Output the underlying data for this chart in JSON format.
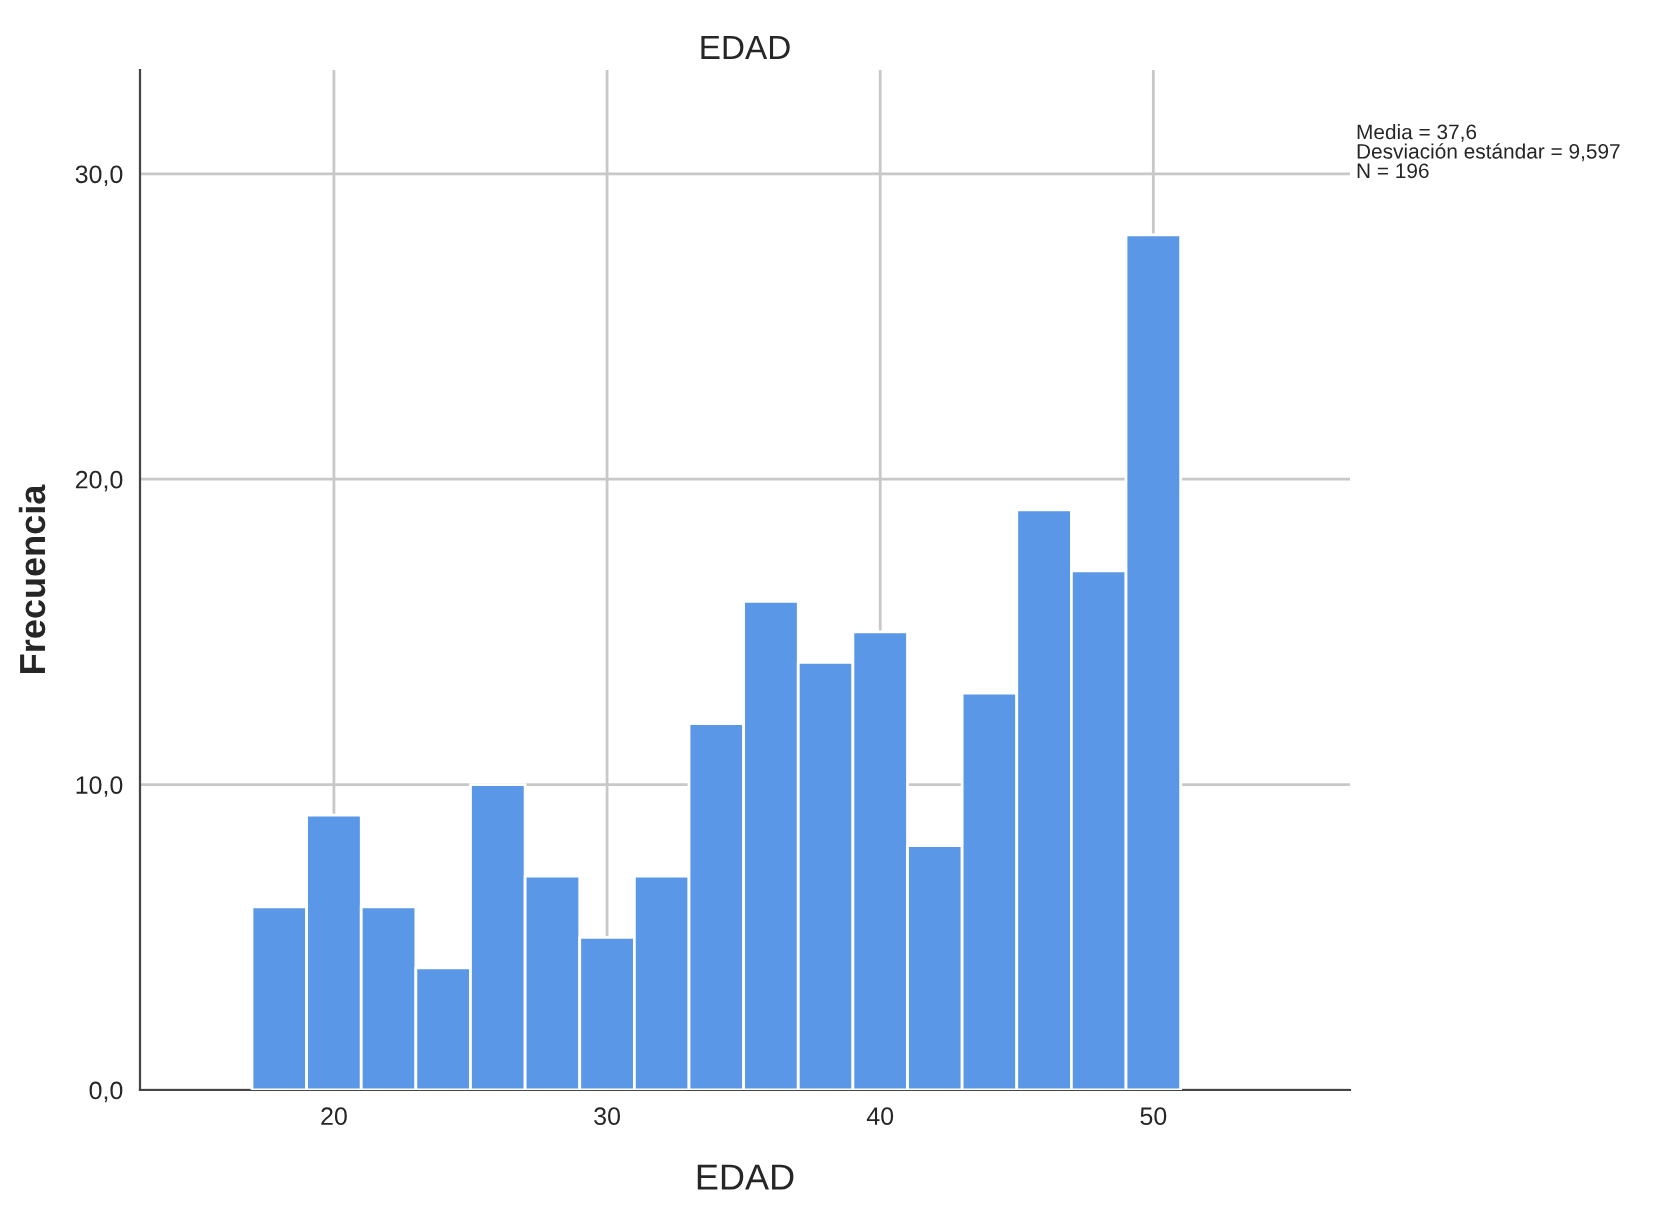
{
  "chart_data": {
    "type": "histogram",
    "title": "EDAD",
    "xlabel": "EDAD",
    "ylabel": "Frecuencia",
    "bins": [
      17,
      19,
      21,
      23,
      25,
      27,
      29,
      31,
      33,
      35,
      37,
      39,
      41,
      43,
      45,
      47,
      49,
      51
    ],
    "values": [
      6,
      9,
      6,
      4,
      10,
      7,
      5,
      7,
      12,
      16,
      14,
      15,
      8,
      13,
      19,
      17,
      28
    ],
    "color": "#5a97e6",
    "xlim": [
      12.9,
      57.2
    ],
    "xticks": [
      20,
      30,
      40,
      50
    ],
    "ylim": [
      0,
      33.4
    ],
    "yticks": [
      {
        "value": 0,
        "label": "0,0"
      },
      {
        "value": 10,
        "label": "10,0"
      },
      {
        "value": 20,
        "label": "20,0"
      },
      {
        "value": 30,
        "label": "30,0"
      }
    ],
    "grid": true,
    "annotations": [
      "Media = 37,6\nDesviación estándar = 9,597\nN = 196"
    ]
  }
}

════════

Your task is to repeat the material above exactly, without its pictures.

Output the underlying data for this chart in JSON format.
{
  "chart_data": {
    "type": "histogram",
    "title": "EDAD",
    "xlabel": "EDAD",
    "ylabel": "Frecuencia",
    "bins": [
      17,
      19,
      21,
      23,
      25,
      27,
      29,
      31,
      33,
      35,
      37,
      39,
      41,
      43,
      45,
      47,
      49,
      51
    ],
    "values": [
      6,
      9,
      6,
      4,
      10,
      7,
      5,
      7,
      12,
      16,
      14,
      15,
      8,
      13,
      19,
      17,
      28
    ],
    "color": "#5a97e6",
    "xlim": [
      12.9,
      57.2
    ],
    "xticks": [
      20,
      30,
      40,
      50
    ],
    "ylim": [
      0,
      33.4
    ],
    "yticks": [
      {
        "value": 0,
        "label": "0,0"
      },
      {
        "value": 10,
        "label": "10,0"
      },
      {
        "value": 20,
        "label": "20,0"
      },
      {
        "value": 30,
        "label": "30,0"
      }
    ],
    "grid": true,
    "annotations": [
      "Media = 37,6\nDesviación estándar = 9,597\nN = 196"
    ]
  }
}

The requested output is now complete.